— START OF Extracted material —
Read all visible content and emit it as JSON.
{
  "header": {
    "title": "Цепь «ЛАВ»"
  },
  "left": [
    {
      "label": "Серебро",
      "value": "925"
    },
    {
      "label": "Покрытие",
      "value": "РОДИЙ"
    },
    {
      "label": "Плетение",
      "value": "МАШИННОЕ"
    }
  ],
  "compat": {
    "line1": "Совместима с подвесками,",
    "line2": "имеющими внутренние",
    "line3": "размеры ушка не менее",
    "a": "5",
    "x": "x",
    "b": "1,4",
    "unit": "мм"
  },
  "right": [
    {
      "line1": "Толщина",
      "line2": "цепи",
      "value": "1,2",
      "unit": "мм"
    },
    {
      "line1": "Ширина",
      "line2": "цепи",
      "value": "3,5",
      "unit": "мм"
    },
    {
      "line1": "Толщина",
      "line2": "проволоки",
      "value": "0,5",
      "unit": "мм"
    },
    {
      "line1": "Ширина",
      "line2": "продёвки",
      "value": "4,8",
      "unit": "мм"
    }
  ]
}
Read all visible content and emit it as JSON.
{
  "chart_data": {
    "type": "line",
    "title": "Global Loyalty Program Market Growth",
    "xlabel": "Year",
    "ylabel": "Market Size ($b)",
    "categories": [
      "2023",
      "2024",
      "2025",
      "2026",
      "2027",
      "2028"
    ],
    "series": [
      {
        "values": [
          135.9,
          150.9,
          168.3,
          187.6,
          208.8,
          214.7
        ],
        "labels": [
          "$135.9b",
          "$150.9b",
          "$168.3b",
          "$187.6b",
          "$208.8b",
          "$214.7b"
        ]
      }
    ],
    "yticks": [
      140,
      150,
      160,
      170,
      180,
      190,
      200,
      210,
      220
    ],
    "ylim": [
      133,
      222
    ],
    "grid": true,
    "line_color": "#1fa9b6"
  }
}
— END OF Extracted material —
— START OF Extracted material —
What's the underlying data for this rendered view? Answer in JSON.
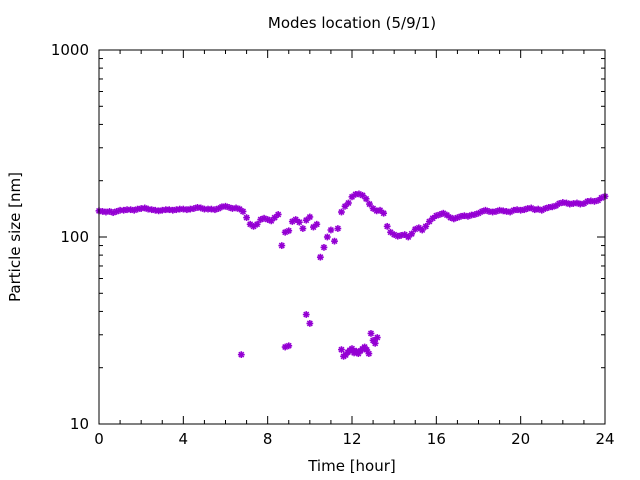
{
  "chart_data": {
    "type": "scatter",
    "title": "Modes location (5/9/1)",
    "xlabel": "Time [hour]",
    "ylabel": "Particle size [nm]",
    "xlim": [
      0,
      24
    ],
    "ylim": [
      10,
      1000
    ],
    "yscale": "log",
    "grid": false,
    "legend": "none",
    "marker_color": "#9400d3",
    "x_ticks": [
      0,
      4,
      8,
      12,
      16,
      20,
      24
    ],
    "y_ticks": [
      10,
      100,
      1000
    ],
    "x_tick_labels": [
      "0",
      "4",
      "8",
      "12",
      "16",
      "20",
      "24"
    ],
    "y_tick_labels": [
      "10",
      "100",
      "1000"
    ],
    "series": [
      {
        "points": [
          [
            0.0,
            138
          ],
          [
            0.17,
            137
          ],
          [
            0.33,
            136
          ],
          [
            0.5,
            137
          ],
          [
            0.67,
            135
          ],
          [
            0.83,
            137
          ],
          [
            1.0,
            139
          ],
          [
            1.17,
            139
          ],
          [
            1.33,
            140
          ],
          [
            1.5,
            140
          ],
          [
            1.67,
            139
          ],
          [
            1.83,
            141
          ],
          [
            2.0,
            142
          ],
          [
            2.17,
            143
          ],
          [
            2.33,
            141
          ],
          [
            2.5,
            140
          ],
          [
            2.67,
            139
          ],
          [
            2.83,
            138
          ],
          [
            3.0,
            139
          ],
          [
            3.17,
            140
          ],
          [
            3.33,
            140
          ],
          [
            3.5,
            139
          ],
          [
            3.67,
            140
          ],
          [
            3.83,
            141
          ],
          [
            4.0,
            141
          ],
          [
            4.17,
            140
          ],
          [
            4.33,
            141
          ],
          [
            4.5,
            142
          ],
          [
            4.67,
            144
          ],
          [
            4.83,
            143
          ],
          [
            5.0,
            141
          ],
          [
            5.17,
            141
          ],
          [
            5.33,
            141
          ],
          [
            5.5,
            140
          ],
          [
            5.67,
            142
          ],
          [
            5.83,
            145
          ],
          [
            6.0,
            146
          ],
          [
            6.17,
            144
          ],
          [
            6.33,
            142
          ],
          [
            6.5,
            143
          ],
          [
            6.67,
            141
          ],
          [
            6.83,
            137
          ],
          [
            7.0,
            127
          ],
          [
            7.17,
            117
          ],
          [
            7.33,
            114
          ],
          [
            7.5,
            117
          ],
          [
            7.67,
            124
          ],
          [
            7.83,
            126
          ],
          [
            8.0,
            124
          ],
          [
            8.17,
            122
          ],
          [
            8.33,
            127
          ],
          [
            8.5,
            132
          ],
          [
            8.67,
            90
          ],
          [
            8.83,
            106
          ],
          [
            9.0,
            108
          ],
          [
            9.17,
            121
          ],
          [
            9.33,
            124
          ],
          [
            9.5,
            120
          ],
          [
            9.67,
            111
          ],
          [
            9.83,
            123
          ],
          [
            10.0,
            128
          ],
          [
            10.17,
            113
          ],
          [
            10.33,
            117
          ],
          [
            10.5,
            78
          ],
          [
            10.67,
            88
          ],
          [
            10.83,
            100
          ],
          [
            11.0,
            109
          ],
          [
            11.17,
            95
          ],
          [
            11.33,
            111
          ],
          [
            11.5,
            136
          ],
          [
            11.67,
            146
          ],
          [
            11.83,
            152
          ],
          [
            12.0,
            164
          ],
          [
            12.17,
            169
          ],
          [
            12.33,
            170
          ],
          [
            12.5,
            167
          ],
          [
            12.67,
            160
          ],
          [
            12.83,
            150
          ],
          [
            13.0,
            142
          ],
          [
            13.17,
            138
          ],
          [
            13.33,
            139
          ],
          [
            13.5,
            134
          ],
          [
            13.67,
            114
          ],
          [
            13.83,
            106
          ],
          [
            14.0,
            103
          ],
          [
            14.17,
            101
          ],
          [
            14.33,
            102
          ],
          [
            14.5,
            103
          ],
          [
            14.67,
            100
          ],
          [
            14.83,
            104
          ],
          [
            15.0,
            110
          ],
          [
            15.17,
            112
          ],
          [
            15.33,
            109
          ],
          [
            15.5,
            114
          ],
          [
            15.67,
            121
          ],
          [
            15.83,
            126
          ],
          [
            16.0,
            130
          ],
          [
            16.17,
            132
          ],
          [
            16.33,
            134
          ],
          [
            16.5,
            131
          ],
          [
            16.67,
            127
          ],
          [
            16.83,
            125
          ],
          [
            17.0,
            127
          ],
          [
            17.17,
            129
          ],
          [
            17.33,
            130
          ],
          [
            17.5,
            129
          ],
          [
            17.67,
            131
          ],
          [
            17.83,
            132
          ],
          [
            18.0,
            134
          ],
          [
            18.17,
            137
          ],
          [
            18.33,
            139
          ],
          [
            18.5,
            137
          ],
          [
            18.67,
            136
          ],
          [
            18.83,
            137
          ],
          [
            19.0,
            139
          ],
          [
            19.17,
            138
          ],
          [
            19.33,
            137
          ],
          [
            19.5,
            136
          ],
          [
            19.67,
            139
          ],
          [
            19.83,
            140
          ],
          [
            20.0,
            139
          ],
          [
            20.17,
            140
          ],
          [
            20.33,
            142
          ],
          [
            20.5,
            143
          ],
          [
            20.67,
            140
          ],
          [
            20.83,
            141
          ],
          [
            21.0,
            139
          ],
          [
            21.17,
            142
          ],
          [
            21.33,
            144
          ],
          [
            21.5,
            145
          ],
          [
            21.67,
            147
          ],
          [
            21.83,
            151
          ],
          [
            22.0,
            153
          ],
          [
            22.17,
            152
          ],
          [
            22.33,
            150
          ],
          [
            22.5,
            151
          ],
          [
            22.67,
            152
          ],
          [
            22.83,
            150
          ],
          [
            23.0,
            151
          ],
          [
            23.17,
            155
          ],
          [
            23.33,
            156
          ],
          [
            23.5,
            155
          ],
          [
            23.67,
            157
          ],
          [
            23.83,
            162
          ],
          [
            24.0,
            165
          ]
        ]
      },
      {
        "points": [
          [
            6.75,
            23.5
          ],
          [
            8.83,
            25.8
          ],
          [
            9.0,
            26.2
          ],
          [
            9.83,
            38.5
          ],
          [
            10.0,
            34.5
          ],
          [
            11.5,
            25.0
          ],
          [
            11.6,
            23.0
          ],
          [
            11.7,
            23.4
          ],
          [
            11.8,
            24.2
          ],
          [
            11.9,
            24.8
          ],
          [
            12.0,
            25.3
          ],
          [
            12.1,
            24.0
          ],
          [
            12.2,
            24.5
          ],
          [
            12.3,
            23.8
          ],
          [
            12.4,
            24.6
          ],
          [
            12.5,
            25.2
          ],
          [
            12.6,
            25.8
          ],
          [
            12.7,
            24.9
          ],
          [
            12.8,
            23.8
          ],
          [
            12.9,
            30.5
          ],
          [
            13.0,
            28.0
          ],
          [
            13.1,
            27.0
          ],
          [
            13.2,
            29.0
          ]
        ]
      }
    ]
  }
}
— END OF Extracted material —
Select every line of the records holding the string "title".

    "title": "Цепь «ЛАВ»"
    "title": "Global Loyalty Program Market Growth",
    "title": "Modes location (5/9/1)",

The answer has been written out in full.